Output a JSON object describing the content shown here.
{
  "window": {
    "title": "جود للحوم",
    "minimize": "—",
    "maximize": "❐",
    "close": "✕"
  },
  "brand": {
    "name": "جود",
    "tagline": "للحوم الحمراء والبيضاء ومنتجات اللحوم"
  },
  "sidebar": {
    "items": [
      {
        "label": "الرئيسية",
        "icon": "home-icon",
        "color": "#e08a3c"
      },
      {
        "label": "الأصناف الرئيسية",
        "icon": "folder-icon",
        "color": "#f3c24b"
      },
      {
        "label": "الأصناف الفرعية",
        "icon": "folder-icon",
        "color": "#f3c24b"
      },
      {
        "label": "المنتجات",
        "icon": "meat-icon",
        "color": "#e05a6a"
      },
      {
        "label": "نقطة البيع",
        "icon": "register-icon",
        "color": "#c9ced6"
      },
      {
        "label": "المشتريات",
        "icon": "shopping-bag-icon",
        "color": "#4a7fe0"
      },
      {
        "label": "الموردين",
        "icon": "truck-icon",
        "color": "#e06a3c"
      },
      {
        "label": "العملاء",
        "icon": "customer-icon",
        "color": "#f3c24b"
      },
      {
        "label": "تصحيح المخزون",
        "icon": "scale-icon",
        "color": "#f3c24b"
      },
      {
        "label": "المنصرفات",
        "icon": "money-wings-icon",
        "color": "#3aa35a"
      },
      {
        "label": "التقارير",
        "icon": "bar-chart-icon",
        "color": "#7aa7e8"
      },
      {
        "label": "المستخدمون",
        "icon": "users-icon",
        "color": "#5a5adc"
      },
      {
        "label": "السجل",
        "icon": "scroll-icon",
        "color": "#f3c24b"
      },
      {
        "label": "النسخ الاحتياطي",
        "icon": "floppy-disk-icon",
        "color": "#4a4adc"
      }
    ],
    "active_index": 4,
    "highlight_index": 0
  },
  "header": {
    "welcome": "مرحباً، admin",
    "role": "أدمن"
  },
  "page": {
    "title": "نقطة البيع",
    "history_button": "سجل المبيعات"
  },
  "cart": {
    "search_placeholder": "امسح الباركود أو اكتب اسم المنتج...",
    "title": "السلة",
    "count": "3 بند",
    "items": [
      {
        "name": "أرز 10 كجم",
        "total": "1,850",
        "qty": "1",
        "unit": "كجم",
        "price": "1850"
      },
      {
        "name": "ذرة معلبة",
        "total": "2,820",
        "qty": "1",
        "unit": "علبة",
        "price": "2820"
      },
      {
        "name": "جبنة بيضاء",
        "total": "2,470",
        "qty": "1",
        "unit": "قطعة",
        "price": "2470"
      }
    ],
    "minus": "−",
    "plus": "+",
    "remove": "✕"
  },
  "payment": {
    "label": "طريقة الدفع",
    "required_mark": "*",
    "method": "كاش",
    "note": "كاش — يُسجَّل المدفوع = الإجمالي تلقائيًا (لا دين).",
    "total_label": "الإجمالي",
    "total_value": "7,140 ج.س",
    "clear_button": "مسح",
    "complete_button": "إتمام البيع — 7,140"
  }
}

· · · · ·

* **Problem requirements**:
Take the entries above and copy them out exactly.

* **Correct answer**:
Output a JSON object describing the content shown here.
{
  "window": {
    "title": "جود للحوم",
    "minimize": "—",
    "maximize": "❐",
    "close": "✕"
  },
  "brand": {
    "name": "جود",
    "tagline": "للحوم الحمراء والبيضاء ومنتجات اللحوم"
  },
  "sidebar": {
    "items": [
      {
        "label": "الرئيسية",
        "icon": "home-icon",
        "color": "#e08a3c"
      },
      {
        "label": "الأصناف الرئيسية",
        "icon": "folder-icon",
        "color": "#f3c24b"
      },
      {
        "label": "الأصناف الفرعية",
        "icon": "folder-icon",
        "color": "#f3c24b"
      },
      {
        "label": "المنتجات",
        "icon": "meat-icon",
        "color": "#e05a6a"
      },
      {
        "label": "نقطة البيع",
        "icon": "register-icon",
        "color": "#c9ced6"
      },
      {
        "label": "المشتريات",
        "icon": "shopping-bag-icon",
        "color": "#4a7fe0"
      },
      {
        "label": "الموردين",
        "icon": "truck-icon",
        "color": "#e06a3c"
      },
      {
        "label": "العملاء",
        "icon": "customer-icon",
        "color": "#f3c24b"
      },
      {
        "label": "تصحيح المخزون",
        "icon": "scale-icon",
        "color": "#f3c24b"
      },
      {
        "label": "المنصرفات",
        "icon": "money-wings-icon",
        "color": "#3aa35a"
      },
      {
        "label": "التقارير",
        "icon": "bar-chart-icon",
        "color": "#7aa7e8"
      },
      {
        "label": "المستخدمون",
        "icon": "users-icon",
        "color": "#5a5adc"
      },
      {
        "label": "السجل",
        "icon": "scroll-icon",
        "color": "#f3c24b"
      },
      {
        "label": "النسخ الاحتياطي",
        "icon": "floppy-disk-icon",
        "color": "#4a4adc"
      }
    ],
    "active_index": 4,
    "highlight_index": 0
  },
  "header": {
    "welcome": "مرحباً، admin",
    "role": "أدمن"
  },
  "page": {
    "title": "نقطة البيع",
    "history_button": "سجل المبيعات"
  },
  "cart": {
    "search_placeholder": "امسح الباركود أو اكتب اسم المنتج...",
    "title": "السلة",
    "count": "3 بند",
    "items": [
      {
        "name": "أرز 10 كجم",
        "total": "1,850",
        "qty": "1",
        "unit": "كجم",
        "price": "1850"
      },
      {
        "name": "ذرة معلبة",
        "total": "2,820",
        "qty": "1",
        "unit": "علبة",
        "price": "2820"
      },
      {
        "name": "جبنة بيضاء",
        "total": "2,470",
        "qty": "1",
        "unit": "قطعة",
        "price": "2470"
      }
    ],
    "minus": "−",
    "plus": "+",
    "remove": "✕"
  },
  "payment": {
    "label": "طريقة الدفع",
    "required_mark": "*",
    "method": "كاش",
    "note": "كاش — يُسجَّل المدفوع = الإجمالي تلقائيًا (لا دين).",
    "total_label": "الإجمالي",
    "total_value": "7,140 ج.س",
    "clear_button": "مسح",
    "complete_button": "إتمام البيع — 7,140"
  }
}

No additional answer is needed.